## Extract to read:
Our initial analysis addressed gestational length by omitting births with gestational length <32 weeks or >44 weeks, and by adjusting all models for gestational length at 2-week intervals (32–34, 35–36, 37–38, 39–40, 41–42, and 43–44 weeks) (Bell et al 2007b). Sensitivity analyses concluded that the initial results identifying associations between gestational exposure and air pollution were robust to models with gestation specified at 1-week intervals (data not shown).

This original dataset included births that meet the clinical definition of pre-term (<37 weeks). We performed new analysis by restricting the observations to only those births with 37–44 weeks gestation and generated effect estimates for gestational exposure and each trimester. The inclusion of only births at gestations of 37–44 weeks is consistent with several previous studies (Basu et al 2004, Maisonet et al 2001, Ritz and Yu 1999, Salam et al 2005). Trimesters were defined as 1–13 weeks, 14 to 26 weeks, and 27 weeks to birth. We applied a linear model with separate variables for each trimester’s exposure. As concentrations of pollutants can be correlated across trimesters, we also implemented a model that includes the exposure level for a specified trimester, and the exposure levels for the remaining two trimesters adjusted for the initially specified trimester’s exposure, repeated for each model as the specified trimester. Additional details on this modeling structure are provided elsewhere (Bell et al 2007b). Effect estimates for trimester exposure were based on results that were consistent across all the trimester models.

## Provided material:
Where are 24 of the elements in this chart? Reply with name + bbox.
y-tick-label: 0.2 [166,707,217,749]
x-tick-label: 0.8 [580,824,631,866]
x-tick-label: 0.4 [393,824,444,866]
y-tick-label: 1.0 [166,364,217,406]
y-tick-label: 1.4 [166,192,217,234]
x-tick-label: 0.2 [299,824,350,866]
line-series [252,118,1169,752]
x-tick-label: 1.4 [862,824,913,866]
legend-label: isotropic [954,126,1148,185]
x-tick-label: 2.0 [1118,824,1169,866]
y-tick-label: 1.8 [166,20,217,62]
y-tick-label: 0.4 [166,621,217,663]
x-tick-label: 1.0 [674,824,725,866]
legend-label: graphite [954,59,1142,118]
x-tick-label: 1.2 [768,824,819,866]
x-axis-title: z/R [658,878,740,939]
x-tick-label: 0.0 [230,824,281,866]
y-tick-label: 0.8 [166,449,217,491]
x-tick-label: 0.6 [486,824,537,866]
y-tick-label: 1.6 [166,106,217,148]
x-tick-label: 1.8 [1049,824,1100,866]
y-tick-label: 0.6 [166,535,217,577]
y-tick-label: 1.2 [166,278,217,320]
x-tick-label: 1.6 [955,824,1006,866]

## Activity list:
**a)** List the 2-week gestational length intervals used to adjust all models in the initial analysis, as given in the passage on gestational length and air pollution.
**b)** Continue the passage on gestational length and air pollution from where it stops.

## Responses to the exercise:
**a)** 32–34 weeks, 35–36 weeks, 37–38 weeks, 39–40 weeks, 41–42 weeks, 43–44 weeks

**b)**
3. Results

3.1. Differential impact of air pollution on birth weight by mother’s age

Our results did not identify susceptibility to the association between air pollution and low birth weight based on mother’s age. The infants of the older mothers (≥40 years) or younger mothers (≤24 years or 25–29 years) did not exhibit relationships with air pollution and birth weight statistically different from those of the reference category (age 30–39 years). Figure 1 shows the change in birth weight in grams for an interquartile increase in gestational pollutant exposure for infants of the youngest and oldest age group, compared to the change in birth weight for the same increment of pollution for the reference age group (30–39 years). These results indicate the change in birth weight for infants of the mothers in the youngest and oldest age categories beyond the change in birth weight experienced by infants with mothers 30–39 years. Results do not indicate that infants of the older or younger mothers are particularly susceptible to the association between air pollution and birth weight, in that effects for these groups were not statistically different from the middle-age category.

Figure 1.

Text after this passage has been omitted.